== DATA SUPPLIED

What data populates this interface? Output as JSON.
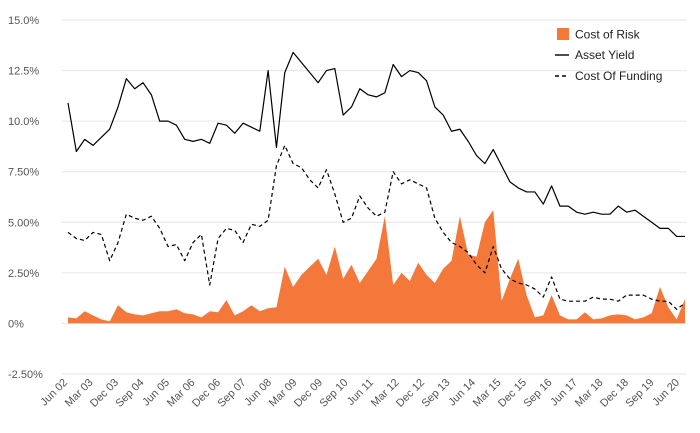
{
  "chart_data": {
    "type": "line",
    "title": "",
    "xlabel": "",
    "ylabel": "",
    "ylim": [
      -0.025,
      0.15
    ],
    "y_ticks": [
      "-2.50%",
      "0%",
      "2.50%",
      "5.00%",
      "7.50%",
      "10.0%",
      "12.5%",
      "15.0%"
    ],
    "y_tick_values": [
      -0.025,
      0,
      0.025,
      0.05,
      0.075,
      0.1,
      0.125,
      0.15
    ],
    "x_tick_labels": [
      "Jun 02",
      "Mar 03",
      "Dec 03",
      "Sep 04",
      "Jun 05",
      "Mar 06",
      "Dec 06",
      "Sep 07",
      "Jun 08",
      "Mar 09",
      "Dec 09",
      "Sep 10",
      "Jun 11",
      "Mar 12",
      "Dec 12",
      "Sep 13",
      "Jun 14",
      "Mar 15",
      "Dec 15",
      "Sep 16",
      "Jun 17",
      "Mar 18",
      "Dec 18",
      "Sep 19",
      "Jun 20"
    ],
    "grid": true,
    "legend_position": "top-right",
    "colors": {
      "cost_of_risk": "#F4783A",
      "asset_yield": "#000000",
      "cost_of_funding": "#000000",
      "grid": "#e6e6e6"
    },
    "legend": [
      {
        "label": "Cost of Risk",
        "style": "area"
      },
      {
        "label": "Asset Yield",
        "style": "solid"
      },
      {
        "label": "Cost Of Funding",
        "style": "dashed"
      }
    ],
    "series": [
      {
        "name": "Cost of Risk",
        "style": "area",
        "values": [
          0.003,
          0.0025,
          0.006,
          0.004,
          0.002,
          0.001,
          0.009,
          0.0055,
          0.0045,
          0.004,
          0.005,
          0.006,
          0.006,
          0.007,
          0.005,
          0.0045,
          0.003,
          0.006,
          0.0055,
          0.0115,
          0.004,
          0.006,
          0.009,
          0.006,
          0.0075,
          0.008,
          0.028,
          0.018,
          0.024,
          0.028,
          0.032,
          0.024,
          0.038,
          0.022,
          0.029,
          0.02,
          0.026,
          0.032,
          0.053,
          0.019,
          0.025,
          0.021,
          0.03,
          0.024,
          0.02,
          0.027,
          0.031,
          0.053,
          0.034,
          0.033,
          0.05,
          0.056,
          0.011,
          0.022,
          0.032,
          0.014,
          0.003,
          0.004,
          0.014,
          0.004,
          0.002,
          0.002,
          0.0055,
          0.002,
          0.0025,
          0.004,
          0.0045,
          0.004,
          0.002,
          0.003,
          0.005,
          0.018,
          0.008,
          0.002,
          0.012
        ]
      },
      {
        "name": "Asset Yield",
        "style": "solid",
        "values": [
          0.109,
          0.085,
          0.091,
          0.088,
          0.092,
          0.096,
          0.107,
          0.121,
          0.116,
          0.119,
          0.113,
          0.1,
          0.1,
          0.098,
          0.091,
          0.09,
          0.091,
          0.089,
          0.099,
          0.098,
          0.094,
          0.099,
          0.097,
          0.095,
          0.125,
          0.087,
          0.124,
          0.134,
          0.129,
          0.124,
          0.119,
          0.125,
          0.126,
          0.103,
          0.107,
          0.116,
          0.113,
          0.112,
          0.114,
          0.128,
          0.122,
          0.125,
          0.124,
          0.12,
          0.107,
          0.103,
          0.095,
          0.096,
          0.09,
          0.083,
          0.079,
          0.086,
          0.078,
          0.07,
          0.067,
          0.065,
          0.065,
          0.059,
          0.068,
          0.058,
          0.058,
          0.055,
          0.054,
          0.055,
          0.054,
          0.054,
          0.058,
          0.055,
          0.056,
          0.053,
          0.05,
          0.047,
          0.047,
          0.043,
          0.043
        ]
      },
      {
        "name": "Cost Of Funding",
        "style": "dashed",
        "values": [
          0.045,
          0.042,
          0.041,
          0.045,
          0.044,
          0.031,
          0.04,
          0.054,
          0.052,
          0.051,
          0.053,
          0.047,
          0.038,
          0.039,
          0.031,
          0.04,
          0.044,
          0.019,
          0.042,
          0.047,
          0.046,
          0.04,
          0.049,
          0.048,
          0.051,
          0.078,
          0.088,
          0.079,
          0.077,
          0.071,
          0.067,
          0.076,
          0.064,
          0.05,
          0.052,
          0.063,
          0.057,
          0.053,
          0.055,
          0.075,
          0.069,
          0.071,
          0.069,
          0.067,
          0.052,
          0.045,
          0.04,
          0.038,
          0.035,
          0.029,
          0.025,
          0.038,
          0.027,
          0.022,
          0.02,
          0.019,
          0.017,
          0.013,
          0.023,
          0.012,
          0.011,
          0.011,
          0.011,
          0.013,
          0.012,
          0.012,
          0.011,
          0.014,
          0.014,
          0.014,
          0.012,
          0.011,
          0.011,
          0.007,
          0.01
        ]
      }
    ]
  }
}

====

**STATED GOAL:**
Each entry shown above must be quoted exactly, with its pictures left out.

**EXERCISE RESULT:**
What data populates this interface? Output as JSON.
{
  "chart_data": {
    "type": "line",
    "title": "",
    "xlabel": "",
    "ylabel": "",
    "ylim": [
      -0.025,
      0.15
    ],
    "y_ticks": [
      "-2.50%",
      "0%",
      "2.50%",
      "5.00%",
      "7.50%",
      "10.0%",
      "12.5%",
      "15.0%"
    ],
    "y_tick_values": [
      -0.025,
      0,
      0.025,
      0.05,
      0.075,
      0.1,
      0.125,
      0.15
    ],
    "x_tick_labels": [
      "Jun 02",
      "Mar 03",
      "Dec 03",
      "Sep 04",
      "Jun 05",
      "Mar 06",
      "Dec 06",
      "Sep 07",
      "Jun 08",
      "Mar 09",
      "Dec 09",
      "Sep 10",
      "Jun 11",
      "Mar 12",
      "Dec 12",
      "Sep 13",
      "Jun 14",
      "Mar 15",
      "Dec 15",
      "Sep 16",
      "Jun 17",
      "Mar 18",
      "Dec 18",
      "Sep 19",
      "Jun 20"
    ],
    "grid": true,
    "legend_position": "top-right",
    "colors": {
      "cost_of_risk": "#F4783A",
      "asset_yield": "#000000",
      "cost_of_funding": "#000000",
      "grid": "#e6e6e6"
    },
    "legend": [
      {
        "label": "Cost of Risk",
        "style": "area"
      },
      {
        "label": "Asset Yield",
        "style": "solid"
      },
      {
        "label": "Cost Of Funding",
        "style": "dashed"
      }
    ],
    "series": [
      {
        "name": "Cost of Risk",
        "style": "area",
        "values": [
          0.003,
          0.0025,
          0.006,
          0.004,
          0.002,
          0.001,
          0.009,
          0.0055,
          0.0045,
          0.004,
          0.005,
          0.006,
          0.006,
          0.007,
          0.005,
          0.0045,
          0.003,
          0.006,
          0.0055,
          0.0115,
          0.004,
          0.006,
          0.009,
          0.006,
          0.0075,
          0.008,
          0.028,
          0.018,
          0.024,
          0.028,
          0.032,
          0.024,
          0.038,
          0.022,
          0.029,
          0.02,
          0.026,
          0.032,
          0.053,
          0.019,
          0.025,
          0.021,
          0.03,
          0.024,
          0.02,
          0.027,
          0.031,
          0.053,
          0.034,
          0.033,
          0.05,
          0.056,
          0.011,
          0.022,
          0.032,
          0.014,
          0.003,
          0.004,
          0.014,
          0.004,
          0.002,
          0.002,
          0.0055,
          0.002,
          0.0025,
          0.004,
          0.0045,
          0.004,
          0.002,
          0.003,
          0.005,
          0.018,
          0.008,
          0.002,
          0.012
        ]
      },
      {
        "name": "Asset Yield",
        "style": "solid",
        "values": [
          0.109,
          0.085,
          0.091,
          0.088,
          0.092,
          0.096,
          0.107,
          0.121,
          0.116,
          0.119,
          0.113,
          0.1,
          0.1,
          0.098,
          0.091,
          0.09,
          0.091,
          0.089,
          0.099,
          0.098,
          0.094,
          0.099,
          0.097,
          0.095,
          0.125,
          0.087,
          0.124,
          0.134,
          0.129,
          0.124,
          0.119,
          0.125,
          0.126,
          0.103,
          0.107,
          0.116,
          0.113,
          0.112,
          0.114,
          0.128,
          0.122,
          0.125,
          0.124,
          0.12,
          0.107,
          0.103,
          0.095,
          0.096,
          0.09,
          0.083,
          0.079,
          0.086,
          0.078,
          0.07,
          0.067,
          0.065,
          0.065,
          0.059,
          0.068,
          0.058,
          0.058,
          0.055,
          0.054,
          0.055,
          0.054,
          0.054,
          0.058,
          0.055,
          0.056,
          0.053,
          0.05,
          0.047,
          0.047,
          0.043,
          0.043
        ]
      },
      {
        "name": "Cost Of Funding",
        "style": "dashed",
        "values": [
          0.045,
          0.042,
          0.041,
          0.045,
          0.044,
          0.031,
          0.04,
          0.054,
          0.052,
          0.051,
          0.053,
          0.047,
          0.038,
          0.039,
          0.031,
          0.04,
          0.044,
          0.019,
          0.042,
          0.047,
          0.046,
          0.04,
          0.049,
          0.048,
          0.051,
          0.078,
          0.088,
          0.079,
          0.077,
          0.071,
          0.067,
          0.076,
          0.064,
          0.05,
          0.052,
          0.063,
          0.057,
          0.053,
          0.055,
          0.075,
          0.069,
          0.071,
          0.069,
          0.067,
          0.052,
          0.045,
          0.04,
          0.038,
          0.035,
          0.029,
          0.025,
          0.038,
          0.027,
          0.022,
          0.02,
          0.019,
          0.017,
          0.013,
          0.023,
          0.012,
          0.011,
          0.011,
          0.011,
          0.013,
          0.012,
          0.012,
          0.011,
          0.014,
          0.014,
          0.014,
          0.012,
          0.011,
          0.011,
          0.007,
          0.01
        ]
      }
    ]
  }
}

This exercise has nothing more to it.